Fragmento seleccionado:
El principal enemigo del gobierno es la crisis general, no son los opositores.
No solo perdió la iniciativa sino las algodonosas referencias ideológicas que trataban de argumentar la itinerante y escénica voluntad del presidente anterior. El Socialismo del siglo XXI suena cada vez más hueco y anacrónico. No hay sino que leer las recientes declaraciones de los ministros disidentes pidiendo lealtad a la ortodoxia y además buscar, lo que entre líneas se puede encontrar, en las protestas de fe de algunos personeros inteligentes.
El gobierno está sumido en el mundo de los instintos y no tiene capacidad para ejecutar sus propias decisiones, buenas o malas, con cierta coherencia. Ante los problemas simplemente reacciona. Un comportamiento instintivo, de sobrevivencia, que concibe un campo de decisiones con una brújula de solo dos polos: el de los nuestros y el de los enemigos.
En el campo nacional, la ausencia del pegamento petrolero, lo descuaderna, lo deshilacha. La crisis, con manifestaciones en cola, condiciona todo compromiso, toda oferta. Los servicios públicos imprescindibles se deterioran, el transporte se va deteniendo. Uno pareciera estar esperando los gritos de ¡sálvese quien pueda! ¡Ya vendrán!
En lo internacional sus pecados políticos, su agresividad y lenguaje guapetón, su autoritarismo y monopolio institucional lo muestran alejado de las exigencias democráticas. El aura de revolución socialista se disuelve. Los apoyos latinoamericanos, que una vez tuvieron aromas de izquierda o petróleo, se descubren subordinados a las exigencias de cumplir con sus compromisos electorales y tienen cada vez más el sabor de simples saludos. A ello se agrega el torpe manejo, lleno de vaivenes, del diferendo con Guyana
Este cuadro extrema las preocupaciones y es muy difícil predecir lo que va a ocurrir.

Consigna: De acuerdo con el fragmento sobre la crisis del gobierno, ¿por qué los apoyos latinoamericanos tienen cada vez más el sabor de simples saludos? Responde en una a tres oraciones.

Listado:
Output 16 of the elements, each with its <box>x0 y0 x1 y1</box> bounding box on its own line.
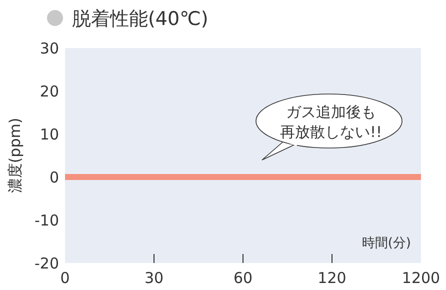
x-tick-label: 120 <box>318 269 346 287</box>
y-tick-label: -20 <box>34 254 59 272</box>
chart-title: 脱着性能(40℃) <box>72 8 208 30</box>
x-tick-label: 0 <box>60 269 70 287</box>
y-tick-label: 20 <box>40 82 59 100</box>
x-axis-title: 時間(分) <box>362 236 411 251</box>
y-tick-label: 30 <box>40 39 59 58</box>
x-tick-label: 30 <box>144 269 164 287</box>
x-tick-label: 1200 <box>402 269 440 287</box>
y-tick-label: 10 <box>40 125 59 144</box>
y-tick-label: 0 <box>49 168 59 186</box>
x-tick-label: 60 <box>233 269 253 287</box>
annotation: 再放散しない!! <box>280 123 382 141</box>
y-axis-title: 濃度(ppm) <box>6 118 24 194</box>
y-tick-label: -10 <box>34 211 59 230</box>
annotation: ガス追加後も <box>286 103 376 121</box>
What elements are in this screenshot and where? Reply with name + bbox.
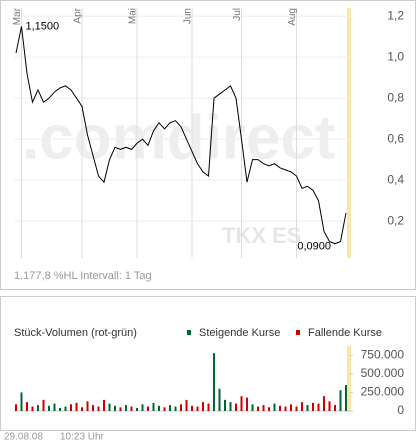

Respuesta completa: Esos apoyos, que una vez tuvieron aromas de izquierda o petróleo, se descubren ahora subordinados a las exigencias de cumplir con sus propios compromisos electorales. Por eso han perdido peso y se reducen a gestos de cortesía.